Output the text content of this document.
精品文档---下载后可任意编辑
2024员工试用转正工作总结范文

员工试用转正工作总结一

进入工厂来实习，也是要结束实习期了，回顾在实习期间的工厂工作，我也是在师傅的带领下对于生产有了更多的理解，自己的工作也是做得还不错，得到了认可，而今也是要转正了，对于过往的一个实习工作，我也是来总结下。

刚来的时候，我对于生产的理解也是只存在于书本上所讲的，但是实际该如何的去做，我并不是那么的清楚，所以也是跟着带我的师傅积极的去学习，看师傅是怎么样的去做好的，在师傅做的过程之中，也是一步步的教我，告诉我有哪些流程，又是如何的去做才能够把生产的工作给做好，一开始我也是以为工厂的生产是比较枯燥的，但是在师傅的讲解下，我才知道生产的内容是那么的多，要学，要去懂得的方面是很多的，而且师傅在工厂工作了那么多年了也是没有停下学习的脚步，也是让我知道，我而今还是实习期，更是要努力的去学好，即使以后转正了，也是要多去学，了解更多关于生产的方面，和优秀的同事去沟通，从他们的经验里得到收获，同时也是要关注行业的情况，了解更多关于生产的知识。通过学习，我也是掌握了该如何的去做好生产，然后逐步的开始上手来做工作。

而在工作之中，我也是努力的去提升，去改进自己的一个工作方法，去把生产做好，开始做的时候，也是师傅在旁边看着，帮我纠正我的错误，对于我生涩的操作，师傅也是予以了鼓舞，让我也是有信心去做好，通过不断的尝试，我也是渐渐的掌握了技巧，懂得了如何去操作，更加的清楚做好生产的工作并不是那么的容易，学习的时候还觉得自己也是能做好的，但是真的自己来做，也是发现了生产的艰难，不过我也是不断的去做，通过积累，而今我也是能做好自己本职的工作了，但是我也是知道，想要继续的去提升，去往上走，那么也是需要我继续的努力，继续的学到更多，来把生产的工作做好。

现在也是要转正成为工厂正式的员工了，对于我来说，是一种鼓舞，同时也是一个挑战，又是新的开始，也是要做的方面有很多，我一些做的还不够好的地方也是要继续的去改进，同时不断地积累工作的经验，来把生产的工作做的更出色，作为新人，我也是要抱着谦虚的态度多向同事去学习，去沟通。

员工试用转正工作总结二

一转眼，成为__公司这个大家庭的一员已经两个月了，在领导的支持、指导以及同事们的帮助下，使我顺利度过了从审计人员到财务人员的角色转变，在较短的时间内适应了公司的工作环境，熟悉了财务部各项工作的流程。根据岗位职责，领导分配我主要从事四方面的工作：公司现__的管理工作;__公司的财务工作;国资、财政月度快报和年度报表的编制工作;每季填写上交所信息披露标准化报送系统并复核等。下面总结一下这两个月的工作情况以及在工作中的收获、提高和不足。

..........

- [Work required]:
Give the data again, exactly as it stands.

- [Solution below]:
Output the text content of this document.
精品文档---下载后可任意编辑
2024员工试用转正工作总结范文

员工试用转正工作总结一

进入工厂来实习，也是要结束实习期了，回顾在实习期间的工厂工作，我也是在师傅的带领下对于生产有了更多的理解，自己的工作也是做得还不错，得到了认可，而今也是要转正了，对于过往的一个实习工作，我也是来总结下。

刚来的时候，我对于生产的理解也是只存在于书本上所讲的，但是实际该如何的去做，我并不是那么的清楚，所以也是跟着带我的师傅积极的去学习，看师傅是怎么样的去做好的，在师傅做的过程之中，也是一步步的教我，告诉我有哪些流程，又是如何的去做才能够把生产的工作给做好，一开始我也是以为工厂的生产是比较枯燥的，但是在师傅的讲解下，我才知道生产的内容是那么的多，要学，要去懂得的方面是很多的，而且师傅在工厂工作了那么多年了也是没有停下学习的脚步，也是让我知道，我而今还是实习期，更是要努力的去学好，即使以后转正了，也是要多去学，了解更多关于生产的方面，和优秀的同事去沟通，从他们的经验里得到收获，同时也是要关注行业的情况，了解更多关于生产的知识。通过学习，我也是掌握了该如何的去做好生产，然后逐步的开始上手来做工作。

而在工作之中，我也是努力的去提升，去改进自己的一个工作方法，去把生产做好，开始做的时候，也是师傅在旁边看着，帮我纠正我的错误，对于我生涩的操作，师傅也是予以了鼓舞，让我也是有信心去做好，通过不断的尝试，我也是渐渐的掌握了技巧，懂得了如何去操作，更加的清楚做好生产的工作并不是那么的容易，学习的时候还觉得自己也是能做好的，但是真的自己来做，也是发现了生产的艰难，不过我也是不断的去做，通过积累，而今我也是能做好自己本职的工作了，但是我也是知道，想要继续的去提升，去往上走，那么也是需要我继续的努力，继续的学到更多，来把生产的工作做好。

现在也是要转正成为工厂正式的员工了，对于我来说，是一种鼓舞，同时也是一个挑战，又是新的开始，也是要做的方面有很多，我一些做的还不够好的地方也是要继续的去改进，同时不断地积累工作的经验，来把生产的工作做的更出色，作为新人，我也是要抱着谦虚的态度多向同事去学习，去沟通。

员工试用转正工作总结二

一转眼，成为__公司这个大家庭的一员已经两个月了，在领导的支持、指导以及同事们的帮助下，使我顺利度过了从审计人员到财务人员的角色转变，在较短的时间内适应了公司的工作环境，熟悉了财务部各项工作的流程。根据岗位职责，领导分配我主要从事四方面的工作：公司现__的管理工作;__公司的财务工作;国资、财政月度快报和年度报表的编制工作;每季填写上交所信息披露标准化报送系统并复核等。下面总结一下这两个月的工作情况以及在工作中的收获、提高和不足。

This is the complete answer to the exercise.